== What the exercise asks ==
Extract all lines in the data that contain the word "from".

== Data for this task ==
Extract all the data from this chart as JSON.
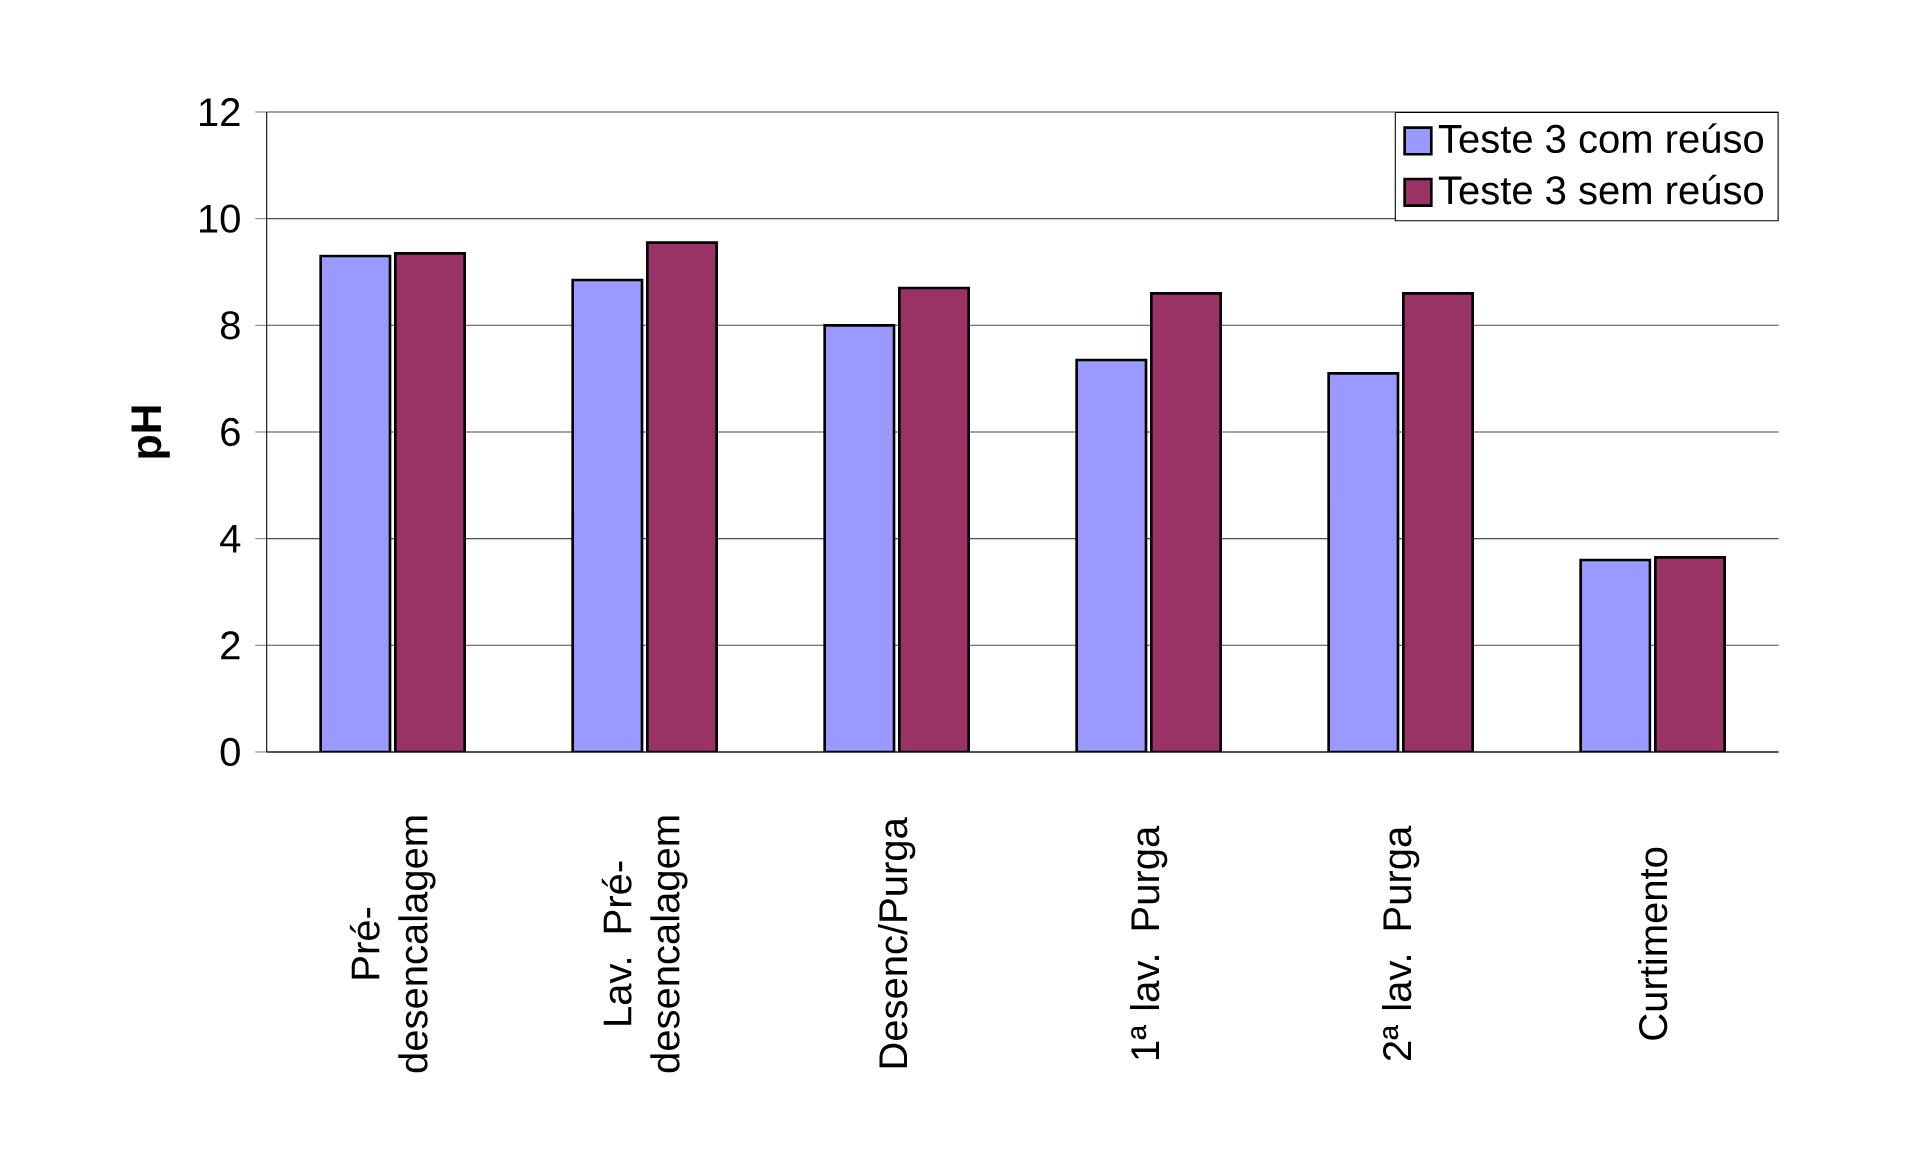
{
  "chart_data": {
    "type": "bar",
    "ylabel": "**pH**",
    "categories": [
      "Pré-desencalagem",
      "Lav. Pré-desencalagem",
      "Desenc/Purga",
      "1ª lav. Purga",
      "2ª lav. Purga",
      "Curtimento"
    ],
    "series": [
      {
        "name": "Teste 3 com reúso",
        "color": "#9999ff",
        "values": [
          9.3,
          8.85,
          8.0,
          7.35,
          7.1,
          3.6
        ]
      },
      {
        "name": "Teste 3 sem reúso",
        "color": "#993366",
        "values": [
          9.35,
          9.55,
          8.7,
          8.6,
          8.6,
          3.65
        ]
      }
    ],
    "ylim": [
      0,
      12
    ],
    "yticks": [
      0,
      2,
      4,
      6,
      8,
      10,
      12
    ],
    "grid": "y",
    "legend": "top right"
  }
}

* * *

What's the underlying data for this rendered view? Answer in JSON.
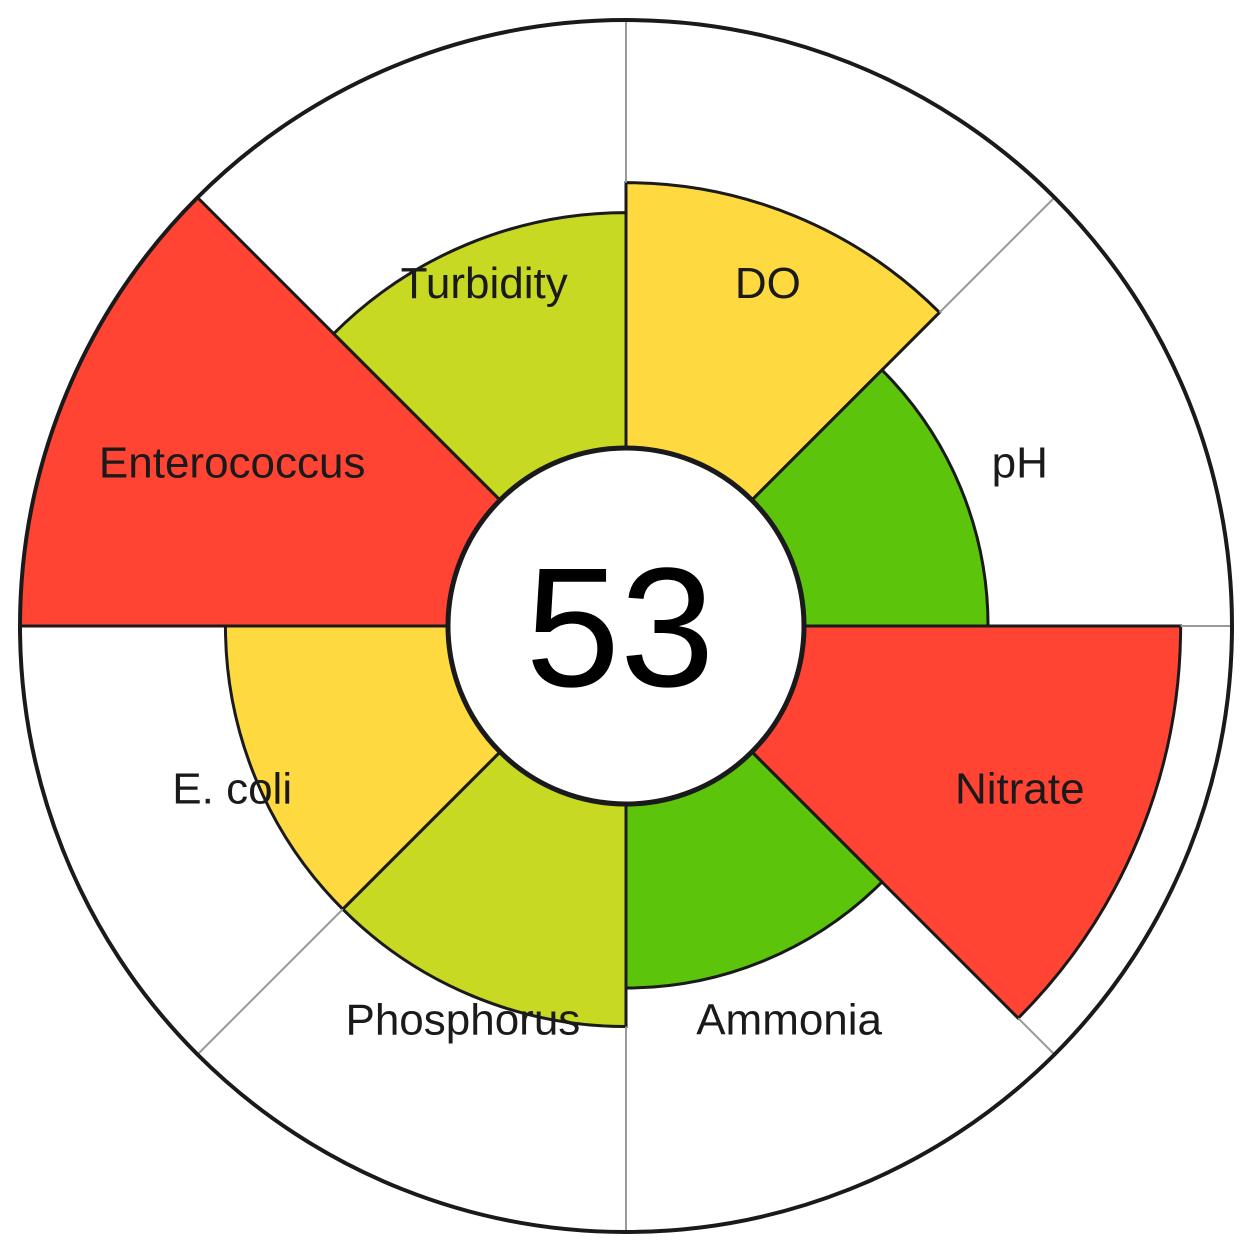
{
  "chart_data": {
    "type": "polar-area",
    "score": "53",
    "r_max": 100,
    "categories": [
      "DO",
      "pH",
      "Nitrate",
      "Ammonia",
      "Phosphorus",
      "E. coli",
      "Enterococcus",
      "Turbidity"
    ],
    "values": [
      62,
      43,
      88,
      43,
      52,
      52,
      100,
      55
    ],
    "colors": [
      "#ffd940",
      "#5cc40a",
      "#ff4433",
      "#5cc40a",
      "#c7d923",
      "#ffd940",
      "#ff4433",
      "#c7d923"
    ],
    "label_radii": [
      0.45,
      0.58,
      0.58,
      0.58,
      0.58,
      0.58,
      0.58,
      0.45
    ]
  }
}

---

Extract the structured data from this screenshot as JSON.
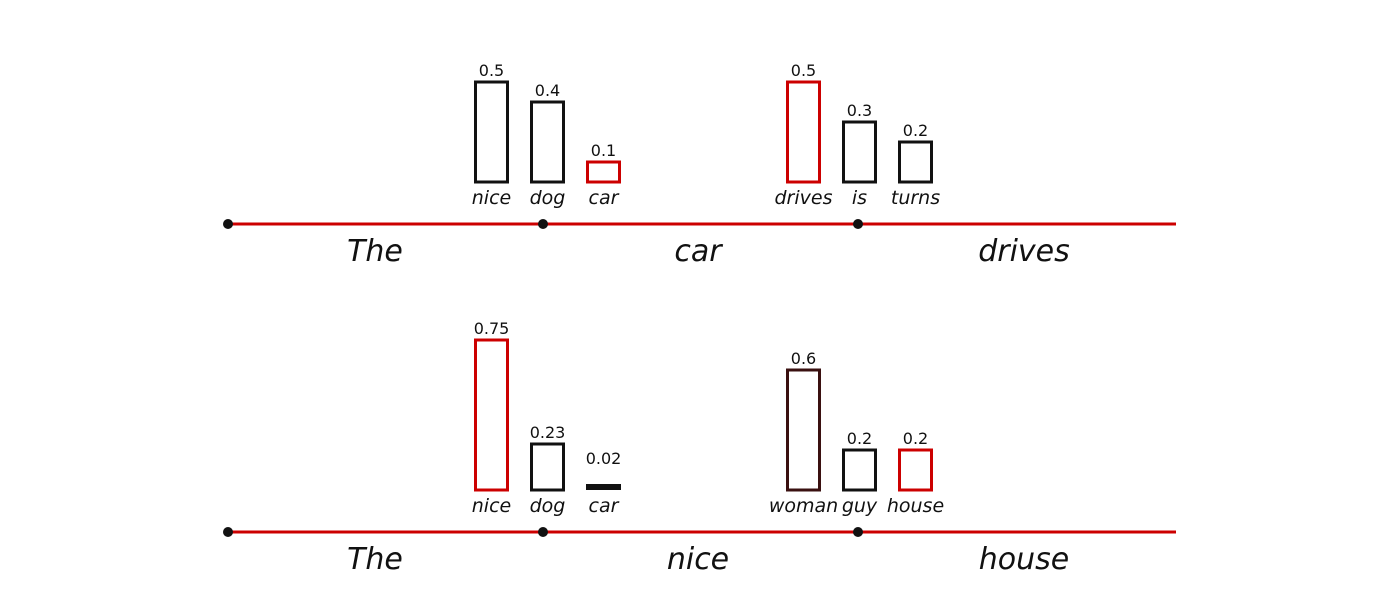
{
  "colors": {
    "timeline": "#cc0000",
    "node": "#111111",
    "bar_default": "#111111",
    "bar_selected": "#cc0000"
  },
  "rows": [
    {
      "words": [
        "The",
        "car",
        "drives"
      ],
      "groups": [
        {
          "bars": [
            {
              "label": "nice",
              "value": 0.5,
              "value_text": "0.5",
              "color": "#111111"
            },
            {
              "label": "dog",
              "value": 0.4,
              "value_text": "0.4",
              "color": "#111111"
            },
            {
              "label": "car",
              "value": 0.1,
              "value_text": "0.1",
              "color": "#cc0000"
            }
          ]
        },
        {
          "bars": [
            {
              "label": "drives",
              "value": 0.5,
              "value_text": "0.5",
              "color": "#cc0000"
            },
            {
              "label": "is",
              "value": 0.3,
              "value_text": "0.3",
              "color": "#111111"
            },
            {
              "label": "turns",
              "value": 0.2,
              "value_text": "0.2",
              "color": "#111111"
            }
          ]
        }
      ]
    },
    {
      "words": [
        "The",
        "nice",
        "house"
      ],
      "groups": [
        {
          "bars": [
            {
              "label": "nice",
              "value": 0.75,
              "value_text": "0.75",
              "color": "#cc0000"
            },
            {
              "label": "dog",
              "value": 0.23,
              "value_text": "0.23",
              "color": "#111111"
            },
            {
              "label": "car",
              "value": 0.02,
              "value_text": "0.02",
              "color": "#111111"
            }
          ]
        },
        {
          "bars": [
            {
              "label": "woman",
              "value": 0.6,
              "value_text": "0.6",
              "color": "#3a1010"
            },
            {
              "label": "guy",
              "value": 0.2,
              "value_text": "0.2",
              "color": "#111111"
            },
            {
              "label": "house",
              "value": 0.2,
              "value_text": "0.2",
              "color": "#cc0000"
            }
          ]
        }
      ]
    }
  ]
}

== Exercise solution ==
Extract all the data from this chart as JSON.
Extract the structured data from this screenshot as JSON.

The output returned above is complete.